(Data records)
[Begin]
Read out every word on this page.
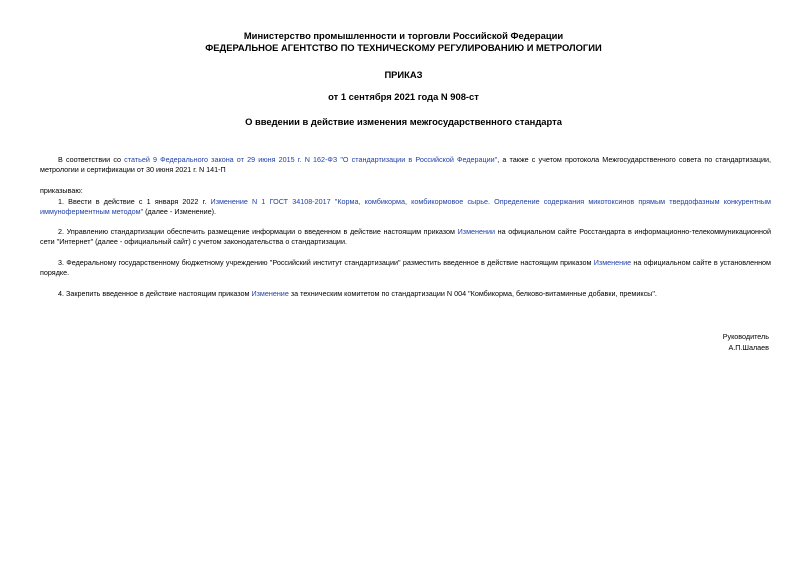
Министерство промышленности и торговли Российской Федерации
ФЕДЕРАЛЬНОЕ АГЕНТСТВО ПО ТЕХНИЧЕСКОМУ РЕГУЛИРОВАНИЮ И МЕТРОЛОГИИ
ПРИКАЗ
от 1 сентября 2021 года N 908-ст
О введении в действие изменения межгосударственного стандарта
В соответствии со статьей 9 Федерального закона от 29 июня 2015 г. N 162-ФЗ "О стандартизации в Российской Федерации", а также с учетом протокола Межгосударственного совета по стандартизации, метрологии и сертификации от 30 июня 2021 г. N 141-П
приказываю:
1. Ввести в действие с 1 января 2022 г. Изменение N 1 ГОСТ 34108-2017 "Корма, комбикорма, комбикормовое сырье. Определение содержания микотоксинов прямым твердофазным конкурентным иммуноферментным методом" (далее - Изменение).
2. Управлению стандартизации обеспечить размещение информации о введенном в действие настоящим приказом Изменении на официальном сайте Росстандарта в информационно-телекоммуникационной сети "Интернет" (далее - официальный сайт) с учетом законодательства о стандартизации.
3. Федеральному государственному бюджетному учреждению "Российский институт стандартизации" разместить введенное в действие настоящим приказом Изменение на официальном сайте в установленном порядке.
4. Закрепить введенное в действие настоящим приказом Изменение за техническим комитетом по стандартизации N 004 "Комбикорма, белково-витаминные добавки, премиксы".
Руководитель
А.П.Шалаев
[End]
== Your objective ==
Extract every line of the data exactly; pictures stay out.

== Solution to the exercise ==
Read out every word on this page.
Министерство промышленности и торговли Российской Федерации
ФЕДЕРАЛЬНОЕ АГЕНТСТВО ПО ТЕХНИЧЕСКОМУ РЕГУЛИРОВАНИЮ И МЕТРОЛОГИИ
ПРИКАЗ
от 1 сентября 2021 года N 908-ст
О введении в действие изменения межгосударственного стандарта
В соответствии со статьей 9 Федерального закона от 29 июня 2015 г. N 162-ФЗ "О стандартизации в Российской Федерации", а также с учетом протокола Межгосударственного совета по стандартизации, метрологии и сертификации от 30 июня 2021 г. N 141-П
приказываю:
1. Ввести в действие с 1 января 2022 г. Изменение N 1 ГОСТ 34108-2017 "Корма, комбикорма, комбикормовое сырье. Определение содержания микотоксинов прямым твердофазным конкурентным иммуноферментным методом" (далее - Изменение).
2. Управлению стандартизации обеспечить размещение информации о введенном в действие настоящим приказом Изменении на официальном сайте Росстандарта в информационно-телекоммуникационной сети "Интернет" (далее - официальный сайт) с учетом законодательства о стандартизации.
3. Федеральному государственному бюджетному учреждению "Российский институт стандартизации" разместить введенное в действие настоящим приказом Изменение на официальном сайте в установленном порядке.
4. Закрепить введенное в действие настоящим приказом Изменение за техническим комитетом по стандартизации N 004 "Комбикорма, белково-витаминные добавки, премиксы".
Руководитель
А.П.Шалаев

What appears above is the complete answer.